Meanwhile, munis remain stable, according to Timlin.
From a credit standpoint, heading into 2026, some of the lower-rated credits will be more volatile. And with these more volatile revenue streams, some adjustments to municipalities' balance sheets and spending will be made, he said.
Most municipalities, though, will not deal with the credit issues seen in some, like Chicago, he said.
"We're seeing some signs of economic challenges. I don't think anybody's anticipating a recessionary environment, but more of a low-growth environment," Timlin said.
"These municipalities are so used to both, going back five years, federal funds then followed by significant growth in their revenue because of the robust economy, that making a more normalized revenue stream sometimes seems to be a challenge," he said.
The secondary market is fine. There are average to slightly below average bids wanteds, while the broker-dealer inventory is somewhere in the $15 billion range, Timlin said.
"That is a normal kind of seasonal thing that happens because [fewer] participants come to the market in general," he said.

◆ Your tasks
1. Repeat word for word the stretch of the municipal bond passage from "Meanwhile, munis remain" through "Chicago, he said.".
2. Carry the municipal bond passage forward from its last sentence.
The rows have no role in this exercise.

Records in a dataset:
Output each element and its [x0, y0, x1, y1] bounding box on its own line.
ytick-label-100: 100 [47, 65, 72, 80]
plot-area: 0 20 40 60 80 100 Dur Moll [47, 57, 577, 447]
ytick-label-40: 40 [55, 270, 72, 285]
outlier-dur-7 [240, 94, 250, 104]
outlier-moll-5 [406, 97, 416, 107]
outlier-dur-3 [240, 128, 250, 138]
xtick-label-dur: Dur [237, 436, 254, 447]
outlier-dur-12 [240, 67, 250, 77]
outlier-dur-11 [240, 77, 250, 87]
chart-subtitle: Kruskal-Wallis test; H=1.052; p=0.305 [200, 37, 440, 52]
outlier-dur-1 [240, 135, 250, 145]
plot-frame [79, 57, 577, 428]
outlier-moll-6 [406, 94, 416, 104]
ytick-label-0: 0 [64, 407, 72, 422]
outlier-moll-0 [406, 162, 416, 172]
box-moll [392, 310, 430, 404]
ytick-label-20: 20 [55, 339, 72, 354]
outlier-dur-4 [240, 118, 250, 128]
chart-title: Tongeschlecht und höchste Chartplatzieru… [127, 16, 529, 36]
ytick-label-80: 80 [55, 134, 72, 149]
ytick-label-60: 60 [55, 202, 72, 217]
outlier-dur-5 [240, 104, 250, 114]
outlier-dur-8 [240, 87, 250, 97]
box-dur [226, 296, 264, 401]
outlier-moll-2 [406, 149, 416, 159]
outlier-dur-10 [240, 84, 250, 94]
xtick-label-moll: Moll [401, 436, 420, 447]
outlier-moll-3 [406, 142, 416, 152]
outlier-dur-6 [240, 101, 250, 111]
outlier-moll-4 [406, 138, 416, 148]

◆ Responses
1.
Meanwhile, munis remain stable, according to Timlin.
From a credit standpoint, heading into 2026, some of the lower-rated credits will be more volatile. And with these more volatile revenue streams, some adjustments to municipalities' balance sheets and spending will be made, he said.
Most municipalities, though, will not deal with the credit issues seen in some, like Chicago, he said.

2.
Institutions will be active until the last minute, while retail investors have already started to pull back, according to Timlin.
"People who you know either buy their own bonds or buy bonds through [financial advisors] or broker-dealers are probably more focused on other things right now than reinvesting their munis," he said, noting it's not a seasonally high period for reinvestment.
"Whatever portfolio that they've constructed prior to Thanksgiving, they're probably happy with until year-end," Timlin said.
In the primary market Wednesday, Jefferies priced for the New York City Transitional Finance Authority (Aa1/AAA/AAA/) $2 billion of future tax-secured subordinate refunding bonds. The first tranche, $500 million of tax-exempt Fiscal 2026 Series C bonds, saw 5s of 11/2027 at 2.58%, 5s of 2030 at 2.75%, 5s of 2035 at 3.12%, 5s of 2040 at 3.70%, 5s of 2045 at 4.30%, 5s of 2050 at 4.59% and 5.25s of 2055 at 4.64%, callable 5/1/2036.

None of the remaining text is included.